(Stored records)
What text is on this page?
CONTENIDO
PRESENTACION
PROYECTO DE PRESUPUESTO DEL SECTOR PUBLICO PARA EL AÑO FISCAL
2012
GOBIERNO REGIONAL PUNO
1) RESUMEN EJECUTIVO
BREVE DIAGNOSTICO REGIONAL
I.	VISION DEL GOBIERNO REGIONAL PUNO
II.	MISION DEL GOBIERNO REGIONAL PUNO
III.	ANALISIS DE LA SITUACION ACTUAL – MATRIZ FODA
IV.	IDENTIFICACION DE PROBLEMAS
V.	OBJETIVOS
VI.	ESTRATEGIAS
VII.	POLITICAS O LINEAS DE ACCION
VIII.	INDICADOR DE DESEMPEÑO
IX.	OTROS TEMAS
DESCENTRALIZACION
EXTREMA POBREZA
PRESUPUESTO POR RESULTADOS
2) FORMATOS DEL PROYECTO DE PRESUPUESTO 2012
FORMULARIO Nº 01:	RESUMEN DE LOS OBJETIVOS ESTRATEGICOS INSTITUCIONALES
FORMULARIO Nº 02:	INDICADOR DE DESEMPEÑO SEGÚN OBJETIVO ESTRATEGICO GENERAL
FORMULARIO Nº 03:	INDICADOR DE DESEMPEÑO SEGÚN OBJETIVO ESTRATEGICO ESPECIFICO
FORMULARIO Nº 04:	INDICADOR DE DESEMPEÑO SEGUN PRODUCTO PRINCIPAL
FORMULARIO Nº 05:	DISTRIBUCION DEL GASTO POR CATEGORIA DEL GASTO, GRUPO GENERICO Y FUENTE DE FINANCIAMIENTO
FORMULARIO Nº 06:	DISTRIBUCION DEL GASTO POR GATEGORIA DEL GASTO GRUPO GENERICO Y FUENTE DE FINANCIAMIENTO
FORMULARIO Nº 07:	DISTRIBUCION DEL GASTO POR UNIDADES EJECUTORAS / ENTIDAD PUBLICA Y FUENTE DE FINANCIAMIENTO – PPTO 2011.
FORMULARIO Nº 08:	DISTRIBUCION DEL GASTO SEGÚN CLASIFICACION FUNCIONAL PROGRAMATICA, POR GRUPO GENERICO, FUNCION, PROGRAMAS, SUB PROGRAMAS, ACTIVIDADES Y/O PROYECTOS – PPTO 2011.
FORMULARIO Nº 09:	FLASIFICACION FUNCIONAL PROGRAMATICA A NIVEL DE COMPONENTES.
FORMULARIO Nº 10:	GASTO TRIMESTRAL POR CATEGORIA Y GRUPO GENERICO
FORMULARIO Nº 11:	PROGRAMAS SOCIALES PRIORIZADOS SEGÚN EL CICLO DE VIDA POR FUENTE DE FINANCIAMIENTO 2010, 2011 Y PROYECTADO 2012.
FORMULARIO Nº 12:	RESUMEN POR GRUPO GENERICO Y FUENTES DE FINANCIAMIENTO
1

* Task details: Retype the data in full and match it exactly.

* Solution:
What text is on this page?
CONTENIDO
PRESENTACION
PROYECTO DE PRESUPUESTO DEL SECTOR PUBLICO PARA EL AÑO FISCAL
2012
GOBIERNO REGIONAL PUNO
1) RESUMEN EJECUTIVO
BREVE DIAGNOSTICO REGIONAL
I.	VISION DEL GOBIERNO REGIONAL PUNO
II.	MISION DEL GOBIERNO REGIONAL PUNO
III.	ANALISIS DE LA SITUACION ACTUAL – MATRIZ FODA
IV.	IDENTIFICACION DE PROBLEMAS
V.	OBJETIVOS
VI.	ESTRATEGIAS
VII.	POLITICAS O LINEAS DE ACCION
VIII.	INDICADOR DE DESEMPEÑO
IX.	OTROS TEMAS
DESCENTRALIZACION
EXTREMA POBREZA
PRESUPUESTO POR RESULTADOS
2) FORMATOS DEL PROYECTO DE PRESUPUESTO 2012
FORMULARIO Nº 01:	RESUMEN DE LOS OBJETIVOS ESTRATEGICOS INSTITUCIONALES
FORMULARIO Nº 02:	INDICADOR DE DESEMPEÑO SEGÚN OBJETIVO ESTRATEGICO GENERAL
FORMULARIO Nº 03:	INDICADOR DE DESEMPEÑO SEGÚN OBJETIVO ESTRATEGICO ESPECIFICO
FORMULARIO Nº 04:	INDICADOR DE DESEMPEÑO SEGUN PRODUCTO PRINCIPAL
FORMULARIO Nº 05:	DISTRIBUCION DEL GASTO POR CATEGORIA DEL GASTO, GRUPO GENERICO Y FUENTE DE FINANCIAMIENTO
FORMULARIO Nº 06:	DISTRIBUCION DEL GASTO POR GATEGORIA DEL GASTO GRUPO GENERICO Y FUENTE DE FINANCIAMIENTO
FORMULARIO Nº 07:	DISTRIBUCION DEL GASTO POR UNIDADES EJECUTORAS / ENTIDAD PUBLICA Y FUENTE DE FINANCIAMIENTO – PPTO 2011.
FORMULARIO Nº 08:	DISTRIBUCION DEL GASTO SEGÚN CLASIFICACION FUNCIONAL PROGRAMATICA, POR GRUPO GENERICO, FUNCION, PROGRAMAS, SUB PROGRAMAS, ACTIVIDADES Y/O PROYECTOS – PPTO 2011.
FORMULARIO Nº 09:	FLASIFICACION FUNCIONAL PROGRAMATICA A NIVEL DE COMPONENTES.
FORMULARIO Nº 10:	GASTO TRIMESTRAL POR CATEGORIA Y GRUPO GENERICO
FORMULARIO Nº 11:	PROGRAMAS SOCIALES PRIORIZADOS SEGÚN EL CICLO DE VIDA POR FUENTE DE FINANCIAMIENTO 2010, 2011 Y PROYECTADO 2012.
FORMULARIO Nº 12:	RESUMEN POR GRUPO GENERICO Y FUENTES DE FINANCIAMIENTO
1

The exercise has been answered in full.